◆ THE TASK
Copy the rows verbatim, from the first one through the line containing "- legend-label: D1: [706, 701, 725, 724]", with both ends included.

◆ THE RECORDS

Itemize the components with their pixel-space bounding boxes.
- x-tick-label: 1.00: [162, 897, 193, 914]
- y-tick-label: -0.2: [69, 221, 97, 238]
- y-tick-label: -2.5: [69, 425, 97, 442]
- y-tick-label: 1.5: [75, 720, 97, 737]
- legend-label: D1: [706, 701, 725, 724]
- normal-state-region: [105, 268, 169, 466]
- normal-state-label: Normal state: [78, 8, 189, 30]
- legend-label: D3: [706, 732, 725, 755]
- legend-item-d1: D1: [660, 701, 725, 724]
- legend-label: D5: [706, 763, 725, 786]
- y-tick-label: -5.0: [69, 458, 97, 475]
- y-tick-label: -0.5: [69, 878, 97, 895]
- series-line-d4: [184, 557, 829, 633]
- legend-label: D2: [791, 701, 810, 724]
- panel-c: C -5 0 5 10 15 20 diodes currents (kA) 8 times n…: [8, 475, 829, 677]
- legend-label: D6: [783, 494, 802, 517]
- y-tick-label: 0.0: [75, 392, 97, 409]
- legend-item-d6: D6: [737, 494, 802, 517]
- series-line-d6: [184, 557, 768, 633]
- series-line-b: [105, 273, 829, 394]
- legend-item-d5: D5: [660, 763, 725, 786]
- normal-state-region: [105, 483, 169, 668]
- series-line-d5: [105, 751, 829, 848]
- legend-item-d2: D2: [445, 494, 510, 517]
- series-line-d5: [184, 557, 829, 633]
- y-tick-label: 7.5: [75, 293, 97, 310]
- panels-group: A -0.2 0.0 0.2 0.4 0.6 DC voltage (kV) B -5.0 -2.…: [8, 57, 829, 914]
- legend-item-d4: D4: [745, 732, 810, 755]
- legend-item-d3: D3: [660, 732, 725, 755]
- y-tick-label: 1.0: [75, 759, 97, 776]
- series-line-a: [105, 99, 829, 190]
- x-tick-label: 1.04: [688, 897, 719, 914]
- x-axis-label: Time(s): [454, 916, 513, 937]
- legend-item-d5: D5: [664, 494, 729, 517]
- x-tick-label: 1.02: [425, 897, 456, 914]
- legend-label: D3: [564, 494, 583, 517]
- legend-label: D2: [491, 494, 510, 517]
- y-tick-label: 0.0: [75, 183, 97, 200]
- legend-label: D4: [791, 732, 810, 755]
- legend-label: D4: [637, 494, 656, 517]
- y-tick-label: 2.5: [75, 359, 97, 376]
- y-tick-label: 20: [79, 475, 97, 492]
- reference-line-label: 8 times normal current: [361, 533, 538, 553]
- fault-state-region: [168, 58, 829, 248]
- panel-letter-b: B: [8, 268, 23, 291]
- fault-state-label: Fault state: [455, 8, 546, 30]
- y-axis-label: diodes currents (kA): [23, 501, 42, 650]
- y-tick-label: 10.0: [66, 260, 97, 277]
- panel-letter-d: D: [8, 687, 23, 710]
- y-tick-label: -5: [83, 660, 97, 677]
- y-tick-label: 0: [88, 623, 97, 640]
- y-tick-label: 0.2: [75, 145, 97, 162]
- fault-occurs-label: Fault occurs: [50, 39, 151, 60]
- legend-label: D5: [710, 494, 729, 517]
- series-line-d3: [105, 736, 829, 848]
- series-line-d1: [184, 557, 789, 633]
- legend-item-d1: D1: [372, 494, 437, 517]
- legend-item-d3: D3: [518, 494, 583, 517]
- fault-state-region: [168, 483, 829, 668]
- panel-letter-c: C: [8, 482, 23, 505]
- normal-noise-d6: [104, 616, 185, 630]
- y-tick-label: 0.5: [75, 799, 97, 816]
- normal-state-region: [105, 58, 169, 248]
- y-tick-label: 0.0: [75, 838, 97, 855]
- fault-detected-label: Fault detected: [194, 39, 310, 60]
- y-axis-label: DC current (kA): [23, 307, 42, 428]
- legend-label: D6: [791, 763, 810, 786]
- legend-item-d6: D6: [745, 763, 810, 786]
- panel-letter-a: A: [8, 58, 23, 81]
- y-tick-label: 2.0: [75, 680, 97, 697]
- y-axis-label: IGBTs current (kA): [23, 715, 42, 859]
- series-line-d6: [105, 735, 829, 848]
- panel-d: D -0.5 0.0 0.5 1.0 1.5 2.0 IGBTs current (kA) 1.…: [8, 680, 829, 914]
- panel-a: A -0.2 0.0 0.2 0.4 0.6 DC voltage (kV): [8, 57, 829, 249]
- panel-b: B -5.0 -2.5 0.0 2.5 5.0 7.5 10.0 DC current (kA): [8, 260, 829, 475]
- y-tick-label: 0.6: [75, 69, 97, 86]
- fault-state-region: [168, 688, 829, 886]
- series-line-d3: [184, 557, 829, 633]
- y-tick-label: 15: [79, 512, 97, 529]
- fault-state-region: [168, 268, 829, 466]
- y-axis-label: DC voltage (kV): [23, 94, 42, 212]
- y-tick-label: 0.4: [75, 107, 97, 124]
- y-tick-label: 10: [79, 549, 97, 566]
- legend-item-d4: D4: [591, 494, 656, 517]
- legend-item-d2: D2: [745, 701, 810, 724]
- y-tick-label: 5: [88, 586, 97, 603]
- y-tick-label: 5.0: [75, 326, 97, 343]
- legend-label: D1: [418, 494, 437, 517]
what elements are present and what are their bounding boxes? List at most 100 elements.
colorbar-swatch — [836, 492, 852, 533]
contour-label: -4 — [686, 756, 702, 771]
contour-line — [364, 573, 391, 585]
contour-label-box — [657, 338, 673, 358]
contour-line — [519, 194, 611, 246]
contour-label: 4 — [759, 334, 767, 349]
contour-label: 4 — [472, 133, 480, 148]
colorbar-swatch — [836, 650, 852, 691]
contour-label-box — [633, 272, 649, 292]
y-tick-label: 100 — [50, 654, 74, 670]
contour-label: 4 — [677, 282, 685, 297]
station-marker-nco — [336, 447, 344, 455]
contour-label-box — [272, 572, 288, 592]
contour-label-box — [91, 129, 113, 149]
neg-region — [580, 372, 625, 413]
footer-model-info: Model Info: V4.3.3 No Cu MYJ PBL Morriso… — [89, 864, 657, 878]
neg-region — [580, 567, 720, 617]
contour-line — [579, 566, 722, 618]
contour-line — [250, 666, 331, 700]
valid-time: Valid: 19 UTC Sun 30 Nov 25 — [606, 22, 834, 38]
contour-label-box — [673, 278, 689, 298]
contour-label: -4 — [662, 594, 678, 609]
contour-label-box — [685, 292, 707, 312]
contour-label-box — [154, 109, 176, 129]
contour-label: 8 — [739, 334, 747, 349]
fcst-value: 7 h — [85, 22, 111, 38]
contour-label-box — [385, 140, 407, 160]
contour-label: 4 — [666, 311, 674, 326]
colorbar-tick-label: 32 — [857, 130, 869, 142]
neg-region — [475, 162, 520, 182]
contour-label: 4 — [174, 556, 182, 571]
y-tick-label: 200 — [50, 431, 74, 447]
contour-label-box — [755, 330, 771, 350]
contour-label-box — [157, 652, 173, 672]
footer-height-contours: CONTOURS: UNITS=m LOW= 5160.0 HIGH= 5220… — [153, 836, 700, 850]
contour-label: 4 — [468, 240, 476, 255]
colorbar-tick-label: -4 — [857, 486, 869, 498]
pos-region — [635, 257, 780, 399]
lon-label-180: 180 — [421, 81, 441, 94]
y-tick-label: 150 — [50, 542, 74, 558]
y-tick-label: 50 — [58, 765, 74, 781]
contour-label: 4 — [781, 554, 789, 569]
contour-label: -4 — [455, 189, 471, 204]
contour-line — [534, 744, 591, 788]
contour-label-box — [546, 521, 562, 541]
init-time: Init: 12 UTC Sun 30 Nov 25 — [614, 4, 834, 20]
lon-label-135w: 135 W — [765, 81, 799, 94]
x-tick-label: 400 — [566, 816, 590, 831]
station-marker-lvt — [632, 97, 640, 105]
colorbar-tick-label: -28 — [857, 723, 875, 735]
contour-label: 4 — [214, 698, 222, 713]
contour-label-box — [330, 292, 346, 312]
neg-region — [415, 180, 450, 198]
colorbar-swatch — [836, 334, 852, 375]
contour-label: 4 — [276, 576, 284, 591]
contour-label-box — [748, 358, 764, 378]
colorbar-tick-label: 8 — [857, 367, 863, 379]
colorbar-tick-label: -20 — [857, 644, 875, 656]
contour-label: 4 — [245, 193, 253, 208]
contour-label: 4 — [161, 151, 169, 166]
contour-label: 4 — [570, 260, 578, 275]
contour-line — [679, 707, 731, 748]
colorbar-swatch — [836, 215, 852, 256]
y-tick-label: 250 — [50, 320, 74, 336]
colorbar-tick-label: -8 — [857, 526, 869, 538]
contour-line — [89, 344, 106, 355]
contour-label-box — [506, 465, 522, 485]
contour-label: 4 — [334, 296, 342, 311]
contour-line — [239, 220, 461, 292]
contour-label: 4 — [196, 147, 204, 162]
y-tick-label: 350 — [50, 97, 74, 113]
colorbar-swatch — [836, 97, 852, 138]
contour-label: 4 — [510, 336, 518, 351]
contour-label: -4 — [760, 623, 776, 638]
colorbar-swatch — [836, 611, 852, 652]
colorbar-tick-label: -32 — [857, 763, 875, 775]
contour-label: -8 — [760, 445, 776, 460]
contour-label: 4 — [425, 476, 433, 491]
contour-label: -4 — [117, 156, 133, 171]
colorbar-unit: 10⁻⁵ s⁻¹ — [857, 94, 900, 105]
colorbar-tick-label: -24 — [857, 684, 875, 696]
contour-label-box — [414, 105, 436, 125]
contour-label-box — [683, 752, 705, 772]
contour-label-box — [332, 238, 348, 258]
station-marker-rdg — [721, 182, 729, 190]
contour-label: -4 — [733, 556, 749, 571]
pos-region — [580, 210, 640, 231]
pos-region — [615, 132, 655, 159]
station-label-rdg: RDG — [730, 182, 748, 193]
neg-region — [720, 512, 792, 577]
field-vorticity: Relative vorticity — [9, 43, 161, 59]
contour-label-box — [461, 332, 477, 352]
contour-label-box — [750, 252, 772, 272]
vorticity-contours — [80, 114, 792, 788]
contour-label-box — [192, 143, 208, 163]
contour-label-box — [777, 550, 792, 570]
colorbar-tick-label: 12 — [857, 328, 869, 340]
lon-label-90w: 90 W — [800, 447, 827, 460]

◆ TASK RESULT
Itemize the components with their pixel-space bounding boxes.
- x-tick-label: 1.00: [162, 897, 193, 914]
- y-tick-label: -0.2: [69, 221, 97, 238]
- y-tick-label: -2.5: [69, 425, 97, 442]
- y-tick-label: 1.5: [75, 720, 97, 737]
- legend-label: D1: [706, 701, 725, 724]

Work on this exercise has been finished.